= What is needed =
Return the data exactly, with all pictures removed.

= Data excerpts =
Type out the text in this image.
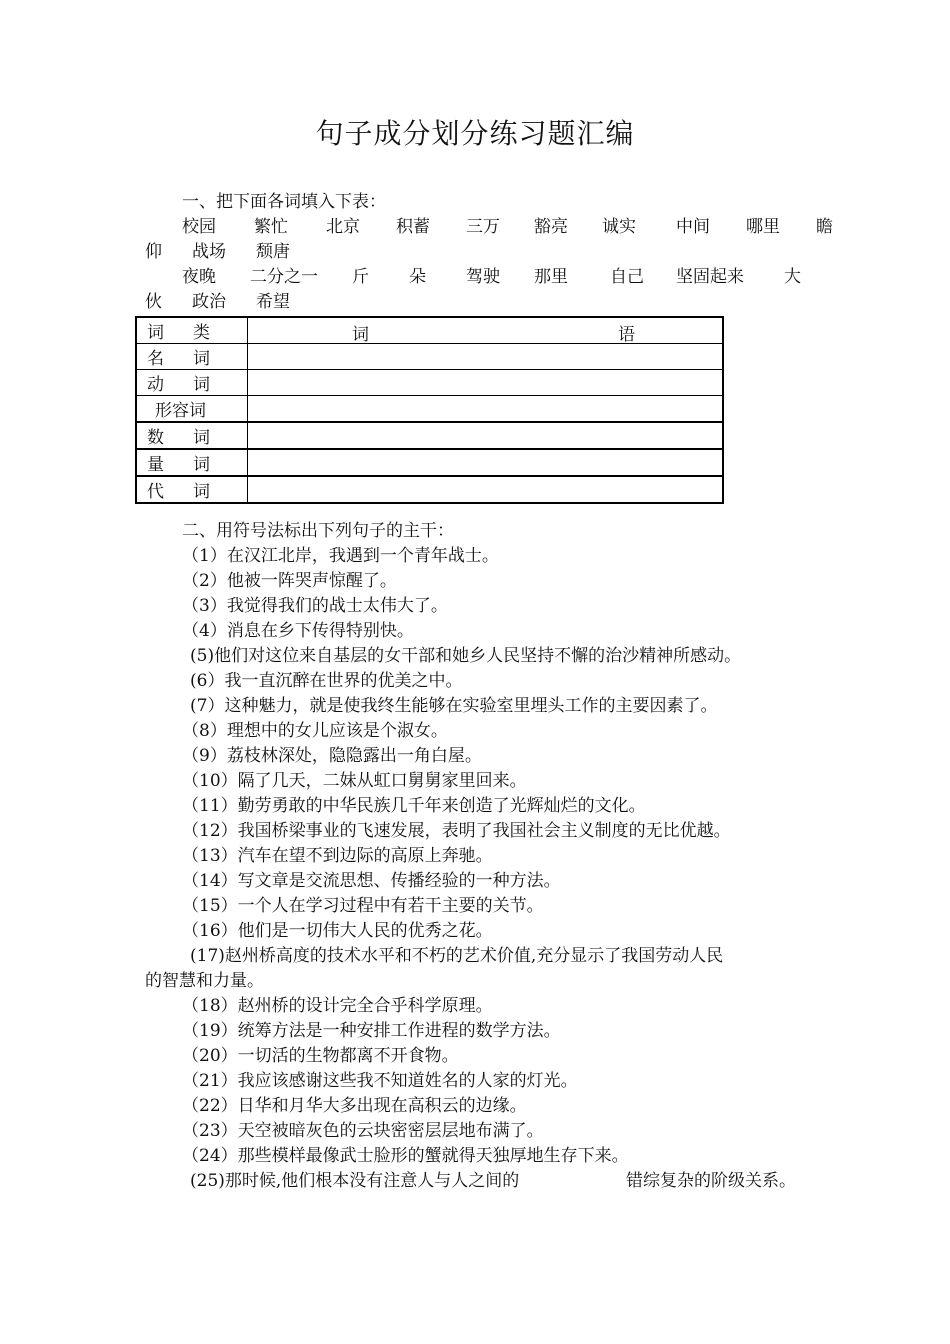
句子成分划分练习题汇编
一、把下面各词填入下表：
校园 繁忙 北京 积蓄 三万 豁亮 诚实 中间 哪里 瞻
仰 战场 颓唐
夜晚 二分之一 斤 朵 驾驶 那里 自己 坚固起来 大
伙 政治 希望
词 类	词 语

名 词	
动 词	
形容词	
数 词	
量 词	
代 词	
二、用符号法标出下列句子的主干：
（1）在汉江北岸，我遇到一个青年战士。
（2）他被一阵哭声惊醒了。
（3）我觉得我们的战士太伟大了。
（4）消息在乡下传得特别快。
(5)他们对这位来自基层的女干部和她乡人民坚持不懈的治沙精神所感动。
(6）我一直沉醉在世界的优美之中。
(7）这种魅力，就是使我终生能够在实验室里埋头工作的主要因素了。
（8）理想中的女儿应该是个淑女。
（9）荔枝林深处，隐隐露出一角白屋。
（10）隔了几天，二妹从虹口舅舅家里回来。
（11）勤劳勇敢的中华民族几千年来创造了光辉灿烂的文化。
（12）我国桥梁事业的飞速发展，表明了我国社会主义制度的无比优越。
（13）汽车在望不到边际的高原上奔驰。
（14）写文章是交流思想、传播经验的一种方法。
（15）一个人在学习过程中有若干主要的关节。
（16）他们是一切伟大人民的优秀之花。
(17)赵州桥高度的技术水平和不朽的艺术价值,充分显示了我国劳动人民
的智慧和力量。
（18）赵州桥的设计完全合乎科学原理。
（19）统筹方法是一种安排工作进程的数学方法。
（20）一切活的生物都离不开食物。
（21）我应该感谢这些我不知道姓名的人家的灯光。
（22）日华和月华大多出现在高积云的边缘。
（23）天空被暗灰色的云块密密层层地布满了。
（24）那些模样最像武士脸形的蟹就得天独厚地生存下来。
(25)那时候,他们根本没有注意人与人之间的	错综复杂的阶级关系。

= Solution to this task =
Type out the text in this image.
句子成分划分练习题汇编
一、把下面各词填入下表：
校园 繁忙 北京 积蓄 三万 豁亮 诚实 中间 哪里 瞻
仰 战场 颓唐
夜晚 二分之一 斤 朵 驾驶 那里 自己 坚固起来 大
伙 政治 希望
词 类	词 语

名 词	
动 词	
形容词	
数 词	
量 词	
代 词	
二、用符号法标出下列句子的主干：
（1）在汉江北岸，我遇到一个青年战士。
（2）他被一阵哭声惊醒了。
（3）我觉得我们的战士太伟大了。
（4）消息在乡下传得特别快。
(5)他们对这位来自基层的女干部和她乡人民坚持不懈的治沙精神所感动。
(6）我一直沉醉在世界的优美之中。
(7）这种魅力，就是使我终生能够在实验室里埋头工作的主要因素了。
（8）理想中的女儿应该是个淑女。
（9）荔枝林深处，隐隐露出一角白屋。
（10）隔了几天，二妹从虹口舅舅家里回来。
（11）勤劳勇敢的中华民族几千年来创造了光辉灿烂的文化。
（12）我国桥梁事业的飞速发展，表明了我国社会主义制度的无比优越。
（13）汽车在望不到边际的高原上奔驰。
（14）写文章是交流思想、传播经验的一种方法。
（15）一个人在学习过程中有若干主要的关节。
（16）他们是一切伟大人民的优秀之花。
(17)赵州桥高度的技术水平和不朽的艺术价值,充分显示了我国劳动人民
的智慧和力量。
（18）赵州桥的设计完全合乎科学原理。
（19）统筹方法是一种安排工作进程的数学方法。
（20）一切活的生物都离不开食物。
（21）我应该感谢这些我不知道姓名的人家的灯光。
（22）日华和月华大多出现在高积云的边缘。
（23）天空被暗灰色的云块密密层层地布满了。
（24）那些模样最像武士脸形的蟹就得天独厚地生存下来。
(25)那时候,他们根本没有注意人与人之间的	错综复杂的阶级关系。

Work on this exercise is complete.